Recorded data
■ ■ ■ ■

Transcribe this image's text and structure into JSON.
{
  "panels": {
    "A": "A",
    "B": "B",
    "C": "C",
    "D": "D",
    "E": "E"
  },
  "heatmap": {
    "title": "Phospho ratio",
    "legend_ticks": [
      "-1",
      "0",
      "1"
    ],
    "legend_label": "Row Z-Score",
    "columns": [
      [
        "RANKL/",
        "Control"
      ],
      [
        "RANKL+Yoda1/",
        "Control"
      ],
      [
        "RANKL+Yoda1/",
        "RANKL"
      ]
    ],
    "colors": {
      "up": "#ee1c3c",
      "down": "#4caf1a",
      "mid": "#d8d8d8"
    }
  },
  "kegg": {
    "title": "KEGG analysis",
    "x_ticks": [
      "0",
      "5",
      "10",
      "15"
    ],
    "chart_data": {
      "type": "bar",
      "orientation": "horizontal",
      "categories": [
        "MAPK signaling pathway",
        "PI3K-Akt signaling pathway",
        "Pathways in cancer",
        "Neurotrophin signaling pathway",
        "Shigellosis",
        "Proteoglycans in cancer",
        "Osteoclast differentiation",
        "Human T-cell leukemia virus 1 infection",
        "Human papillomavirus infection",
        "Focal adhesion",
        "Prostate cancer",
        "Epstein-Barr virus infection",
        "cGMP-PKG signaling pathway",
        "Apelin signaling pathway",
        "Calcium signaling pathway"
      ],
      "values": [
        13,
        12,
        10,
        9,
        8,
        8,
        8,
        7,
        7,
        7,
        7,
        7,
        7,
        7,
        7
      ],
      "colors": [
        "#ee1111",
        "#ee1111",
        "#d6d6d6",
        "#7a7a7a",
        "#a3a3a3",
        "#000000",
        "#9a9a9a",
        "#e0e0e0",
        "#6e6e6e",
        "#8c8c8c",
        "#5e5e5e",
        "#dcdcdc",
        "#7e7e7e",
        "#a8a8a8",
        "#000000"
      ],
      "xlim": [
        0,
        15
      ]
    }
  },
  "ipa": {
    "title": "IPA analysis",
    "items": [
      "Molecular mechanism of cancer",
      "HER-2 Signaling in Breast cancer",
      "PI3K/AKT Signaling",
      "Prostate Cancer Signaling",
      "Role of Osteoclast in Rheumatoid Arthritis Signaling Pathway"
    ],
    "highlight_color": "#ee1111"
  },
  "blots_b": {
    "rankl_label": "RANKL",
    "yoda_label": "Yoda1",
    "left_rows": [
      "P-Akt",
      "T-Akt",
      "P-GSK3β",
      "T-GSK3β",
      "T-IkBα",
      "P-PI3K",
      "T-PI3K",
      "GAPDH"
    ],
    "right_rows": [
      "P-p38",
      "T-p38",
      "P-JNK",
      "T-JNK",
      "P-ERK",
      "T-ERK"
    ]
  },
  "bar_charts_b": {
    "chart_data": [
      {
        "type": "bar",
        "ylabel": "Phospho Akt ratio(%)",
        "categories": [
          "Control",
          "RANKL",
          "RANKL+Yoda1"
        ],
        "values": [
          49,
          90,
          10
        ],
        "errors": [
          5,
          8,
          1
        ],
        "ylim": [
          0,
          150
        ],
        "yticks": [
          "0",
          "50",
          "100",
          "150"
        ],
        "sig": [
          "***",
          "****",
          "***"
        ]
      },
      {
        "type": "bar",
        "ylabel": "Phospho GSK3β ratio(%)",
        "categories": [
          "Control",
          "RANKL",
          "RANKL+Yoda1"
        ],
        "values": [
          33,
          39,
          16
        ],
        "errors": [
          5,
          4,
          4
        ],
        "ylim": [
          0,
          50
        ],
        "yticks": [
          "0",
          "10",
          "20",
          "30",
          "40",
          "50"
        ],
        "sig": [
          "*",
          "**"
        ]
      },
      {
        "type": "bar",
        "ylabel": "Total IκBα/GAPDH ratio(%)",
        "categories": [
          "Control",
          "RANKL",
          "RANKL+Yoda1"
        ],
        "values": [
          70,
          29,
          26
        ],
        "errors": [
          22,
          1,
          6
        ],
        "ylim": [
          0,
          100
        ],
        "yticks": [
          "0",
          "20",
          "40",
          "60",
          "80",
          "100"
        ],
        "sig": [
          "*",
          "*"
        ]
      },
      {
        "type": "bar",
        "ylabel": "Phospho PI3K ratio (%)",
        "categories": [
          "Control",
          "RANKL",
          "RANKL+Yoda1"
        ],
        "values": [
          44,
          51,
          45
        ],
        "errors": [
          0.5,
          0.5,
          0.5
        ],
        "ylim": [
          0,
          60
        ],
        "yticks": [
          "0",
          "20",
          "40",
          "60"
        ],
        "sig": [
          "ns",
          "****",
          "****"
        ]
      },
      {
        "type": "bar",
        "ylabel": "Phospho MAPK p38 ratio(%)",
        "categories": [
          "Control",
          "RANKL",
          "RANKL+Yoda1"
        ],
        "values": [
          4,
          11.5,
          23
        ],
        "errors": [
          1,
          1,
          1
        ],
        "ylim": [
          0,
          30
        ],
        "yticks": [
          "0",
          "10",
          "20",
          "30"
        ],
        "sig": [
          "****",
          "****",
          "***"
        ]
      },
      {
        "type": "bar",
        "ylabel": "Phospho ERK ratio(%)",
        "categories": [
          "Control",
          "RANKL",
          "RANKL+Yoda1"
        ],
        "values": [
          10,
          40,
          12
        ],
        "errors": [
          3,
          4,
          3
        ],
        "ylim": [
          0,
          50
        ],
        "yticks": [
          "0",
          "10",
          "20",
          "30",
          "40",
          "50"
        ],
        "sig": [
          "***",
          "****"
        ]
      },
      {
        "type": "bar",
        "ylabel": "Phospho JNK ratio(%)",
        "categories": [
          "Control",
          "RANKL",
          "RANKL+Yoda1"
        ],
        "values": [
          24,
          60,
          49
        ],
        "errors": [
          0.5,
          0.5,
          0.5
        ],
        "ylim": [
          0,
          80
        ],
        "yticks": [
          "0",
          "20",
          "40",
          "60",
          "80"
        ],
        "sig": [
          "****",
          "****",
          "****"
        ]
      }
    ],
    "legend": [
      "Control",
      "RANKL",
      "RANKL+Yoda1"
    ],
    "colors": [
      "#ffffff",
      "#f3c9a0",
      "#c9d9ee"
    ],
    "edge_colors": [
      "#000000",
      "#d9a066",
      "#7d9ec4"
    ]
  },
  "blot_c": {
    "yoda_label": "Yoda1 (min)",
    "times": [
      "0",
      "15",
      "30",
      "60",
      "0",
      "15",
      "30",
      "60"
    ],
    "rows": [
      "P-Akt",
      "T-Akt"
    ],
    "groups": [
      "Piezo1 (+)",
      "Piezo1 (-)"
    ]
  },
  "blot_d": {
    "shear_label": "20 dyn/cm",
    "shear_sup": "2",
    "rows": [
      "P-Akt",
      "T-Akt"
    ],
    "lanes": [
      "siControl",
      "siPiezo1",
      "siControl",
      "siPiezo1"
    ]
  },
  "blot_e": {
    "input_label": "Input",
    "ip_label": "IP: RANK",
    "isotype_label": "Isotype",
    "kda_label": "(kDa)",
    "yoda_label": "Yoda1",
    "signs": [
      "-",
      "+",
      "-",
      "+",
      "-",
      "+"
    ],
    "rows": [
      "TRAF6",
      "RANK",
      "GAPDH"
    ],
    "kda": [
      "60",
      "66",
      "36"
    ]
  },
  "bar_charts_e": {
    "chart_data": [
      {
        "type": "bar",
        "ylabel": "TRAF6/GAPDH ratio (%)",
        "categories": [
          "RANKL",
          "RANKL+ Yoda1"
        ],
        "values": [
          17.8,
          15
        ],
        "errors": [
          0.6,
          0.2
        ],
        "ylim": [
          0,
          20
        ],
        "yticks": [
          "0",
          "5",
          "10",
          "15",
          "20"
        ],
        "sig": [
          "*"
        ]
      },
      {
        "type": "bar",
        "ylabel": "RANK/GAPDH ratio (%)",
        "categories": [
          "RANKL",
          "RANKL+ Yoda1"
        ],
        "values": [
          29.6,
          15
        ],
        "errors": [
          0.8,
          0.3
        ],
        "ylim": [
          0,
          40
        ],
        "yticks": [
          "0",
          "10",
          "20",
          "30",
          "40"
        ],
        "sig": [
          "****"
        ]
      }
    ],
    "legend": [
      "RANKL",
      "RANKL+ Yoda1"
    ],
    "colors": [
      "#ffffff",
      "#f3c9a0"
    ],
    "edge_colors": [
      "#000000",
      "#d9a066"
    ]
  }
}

■ ■ ■ ■

§ **Required action**
Scan the lines above for "MAPK", then copy every one that has it.

§ **Your solution**
        "MAPK signaling pathway",
        "ylabel": "Phospho MAPK p38 ratio(%)",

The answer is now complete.